(Recorded information):
* BEGIN *

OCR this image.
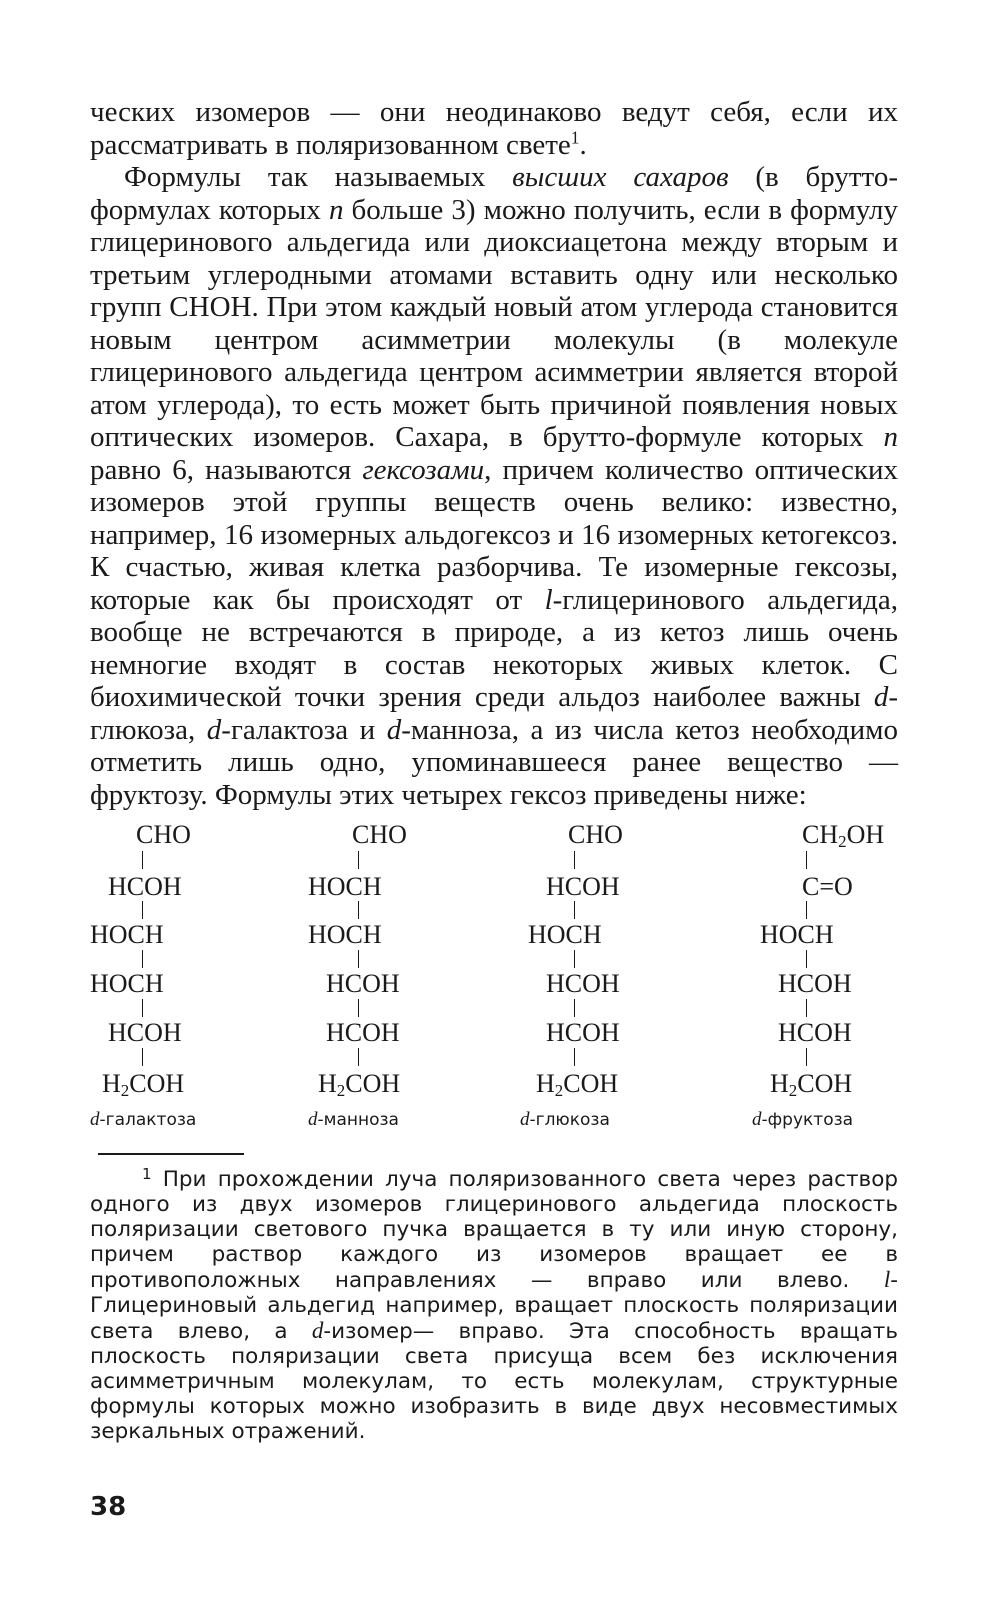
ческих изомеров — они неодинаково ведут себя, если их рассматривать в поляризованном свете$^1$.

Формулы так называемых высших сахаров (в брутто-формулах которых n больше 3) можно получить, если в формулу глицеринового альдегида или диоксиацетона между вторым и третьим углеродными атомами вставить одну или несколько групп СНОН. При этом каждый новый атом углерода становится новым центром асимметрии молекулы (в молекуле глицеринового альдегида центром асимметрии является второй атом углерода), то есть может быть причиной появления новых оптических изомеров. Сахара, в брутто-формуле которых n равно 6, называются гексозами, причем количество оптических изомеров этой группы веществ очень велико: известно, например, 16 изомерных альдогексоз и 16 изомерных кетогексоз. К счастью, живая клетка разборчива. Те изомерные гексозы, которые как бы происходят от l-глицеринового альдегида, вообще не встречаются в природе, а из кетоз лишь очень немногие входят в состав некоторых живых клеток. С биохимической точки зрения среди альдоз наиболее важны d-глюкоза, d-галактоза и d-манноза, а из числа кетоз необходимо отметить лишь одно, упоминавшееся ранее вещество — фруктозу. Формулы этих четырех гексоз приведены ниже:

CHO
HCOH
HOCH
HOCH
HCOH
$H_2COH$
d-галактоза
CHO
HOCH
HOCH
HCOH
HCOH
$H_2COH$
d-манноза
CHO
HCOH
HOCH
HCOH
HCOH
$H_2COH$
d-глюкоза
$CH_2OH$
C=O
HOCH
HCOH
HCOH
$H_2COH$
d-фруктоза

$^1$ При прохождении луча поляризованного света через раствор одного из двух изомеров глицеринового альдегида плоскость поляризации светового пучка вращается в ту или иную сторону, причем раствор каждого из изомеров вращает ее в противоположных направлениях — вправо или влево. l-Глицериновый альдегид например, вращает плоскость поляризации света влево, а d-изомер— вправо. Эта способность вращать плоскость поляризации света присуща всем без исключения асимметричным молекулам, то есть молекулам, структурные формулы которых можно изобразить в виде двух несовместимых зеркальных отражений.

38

* END *
* BEGIN *

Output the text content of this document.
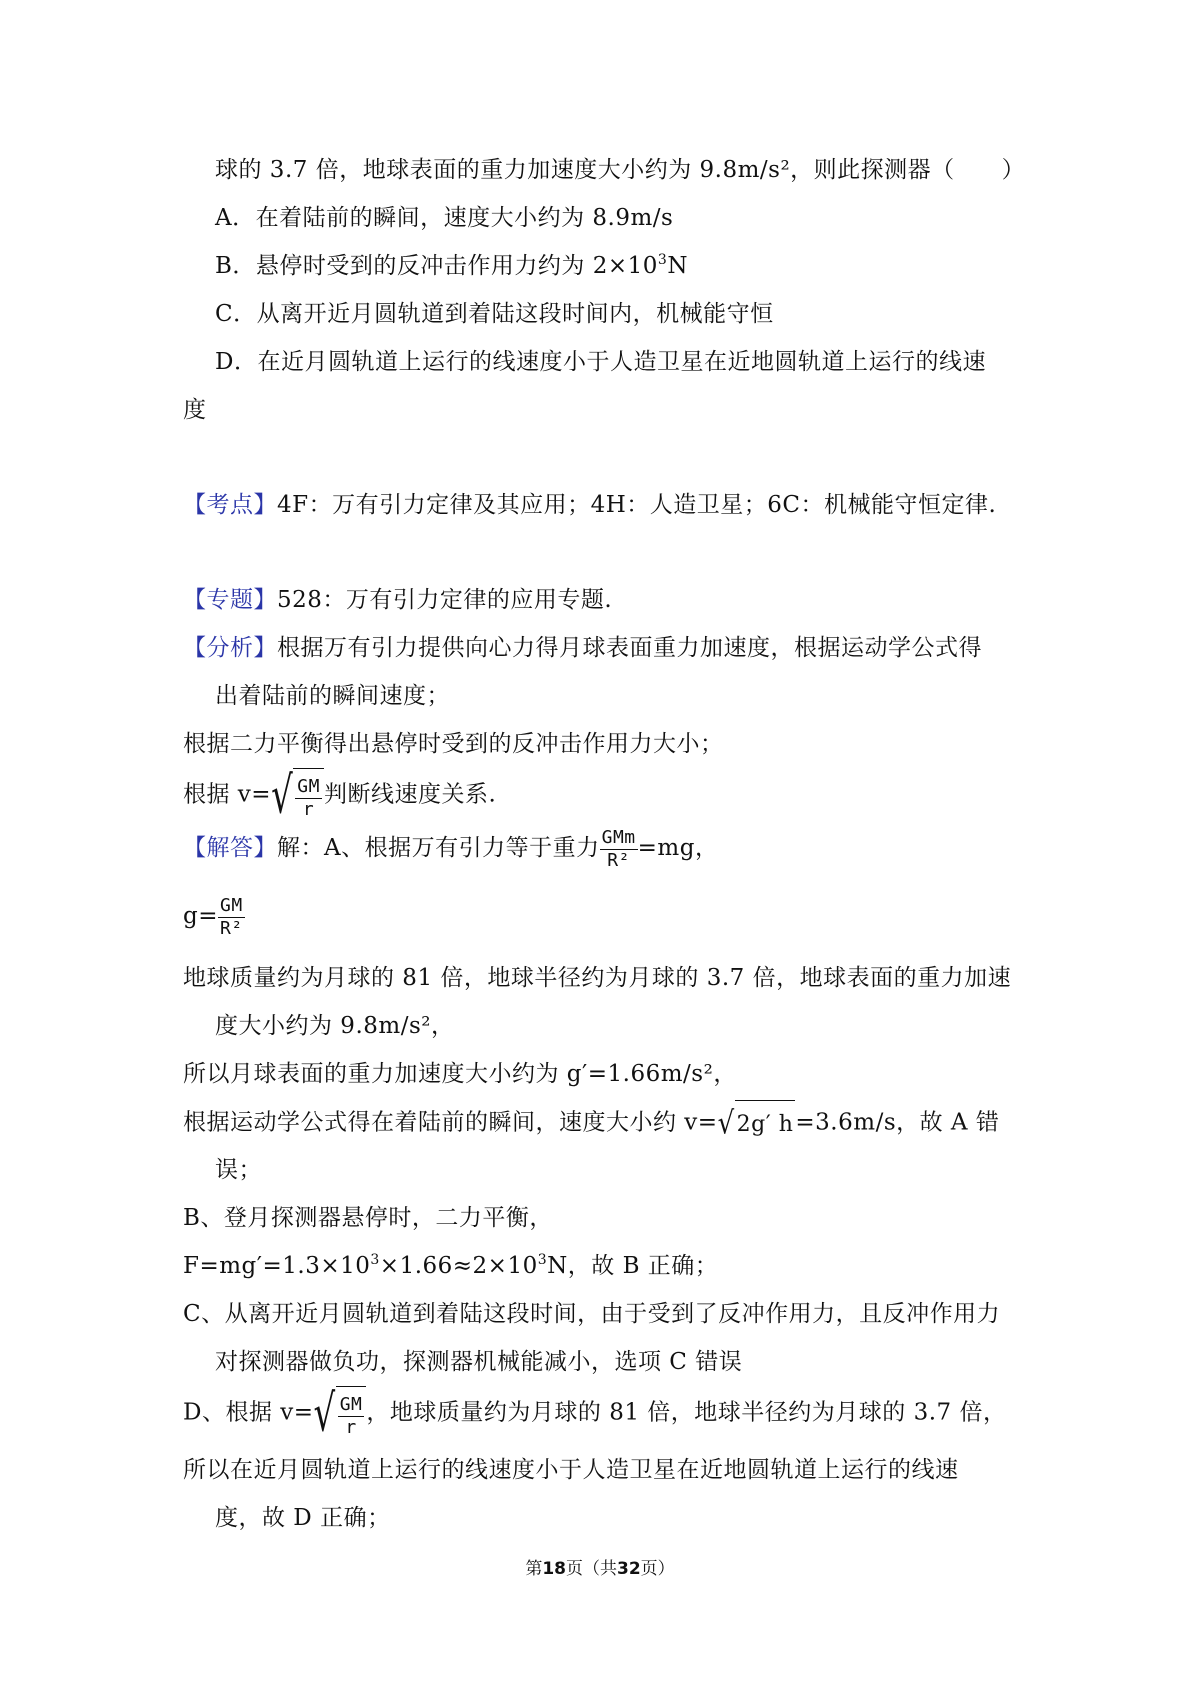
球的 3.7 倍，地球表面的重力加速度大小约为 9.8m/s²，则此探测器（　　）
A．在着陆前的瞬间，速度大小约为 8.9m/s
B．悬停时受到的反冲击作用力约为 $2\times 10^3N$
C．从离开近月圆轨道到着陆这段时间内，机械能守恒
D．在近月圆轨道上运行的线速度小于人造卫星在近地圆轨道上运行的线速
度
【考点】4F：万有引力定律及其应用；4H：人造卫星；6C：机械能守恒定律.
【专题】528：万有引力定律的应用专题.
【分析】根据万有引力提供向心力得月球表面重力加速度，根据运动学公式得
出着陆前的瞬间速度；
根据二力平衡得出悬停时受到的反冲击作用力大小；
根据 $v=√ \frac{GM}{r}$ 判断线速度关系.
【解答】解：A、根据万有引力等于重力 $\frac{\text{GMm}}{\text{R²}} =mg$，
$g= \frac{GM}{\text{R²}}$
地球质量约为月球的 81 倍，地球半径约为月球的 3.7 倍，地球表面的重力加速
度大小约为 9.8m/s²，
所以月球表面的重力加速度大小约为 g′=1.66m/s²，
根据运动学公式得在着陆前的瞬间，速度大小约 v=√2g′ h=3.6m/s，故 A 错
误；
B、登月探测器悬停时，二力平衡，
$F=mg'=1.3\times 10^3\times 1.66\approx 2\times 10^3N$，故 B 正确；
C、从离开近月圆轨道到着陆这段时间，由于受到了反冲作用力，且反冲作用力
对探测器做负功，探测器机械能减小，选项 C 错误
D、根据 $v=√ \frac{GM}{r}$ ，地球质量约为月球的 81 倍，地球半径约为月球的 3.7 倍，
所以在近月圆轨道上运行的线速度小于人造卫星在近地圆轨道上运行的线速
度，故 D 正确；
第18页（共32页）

* END *
* BEGIN *

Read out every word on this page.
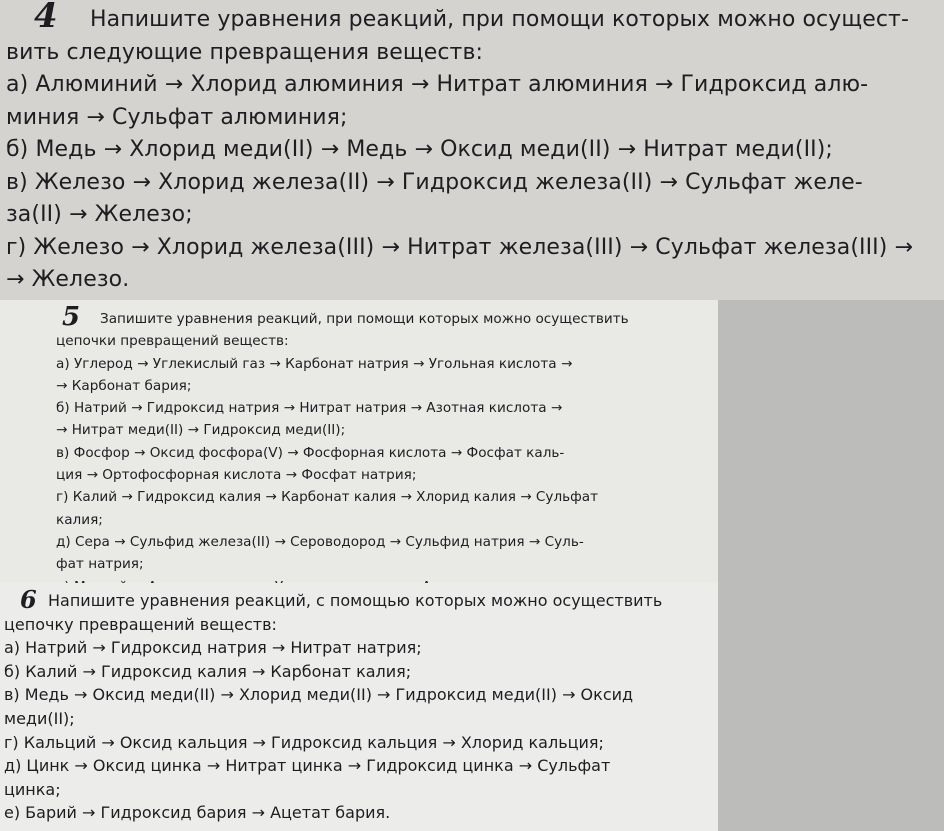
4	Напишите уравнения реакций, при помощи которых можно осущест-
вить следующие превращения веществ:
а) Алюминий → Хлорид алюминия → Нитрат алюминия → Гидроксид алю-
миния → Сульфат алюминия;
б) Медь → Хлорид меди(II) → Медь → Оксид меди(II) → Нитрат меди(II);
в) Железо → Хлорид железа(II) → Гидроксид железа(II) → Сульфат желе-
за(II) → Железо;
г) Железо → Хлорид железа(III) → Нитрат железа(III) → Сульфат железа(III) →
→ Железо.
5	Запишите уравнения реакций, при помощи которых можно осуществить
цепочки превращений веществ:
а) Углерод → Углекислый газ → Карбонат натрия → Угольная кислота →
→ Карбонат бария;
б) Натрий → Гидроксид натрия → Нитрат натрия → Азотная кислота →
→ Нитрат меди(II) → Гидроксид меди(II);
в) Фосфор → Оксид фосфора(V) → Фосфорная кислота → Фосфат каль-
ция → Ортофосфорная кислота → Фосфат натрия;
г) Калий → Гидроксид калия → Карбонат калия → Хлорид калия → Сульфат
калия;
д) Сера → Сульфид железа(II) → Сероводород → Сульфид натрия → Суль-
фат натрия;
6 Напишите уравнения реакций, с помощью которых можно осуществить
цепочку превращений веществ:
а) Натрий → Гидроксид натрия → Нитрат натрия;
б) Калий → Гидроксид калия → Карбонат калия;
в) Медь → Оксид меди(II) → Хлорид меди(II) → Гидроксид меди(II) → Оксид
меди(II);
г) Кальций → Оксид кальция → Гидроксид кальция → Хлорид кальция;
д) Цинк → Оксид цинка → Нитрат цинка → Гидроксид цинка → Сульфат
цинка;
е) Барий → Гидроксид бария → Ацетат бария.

* END *

(What is asked): Give back only a number, the number of lines where the string "Напишите" occurs.

(Exercise result): 2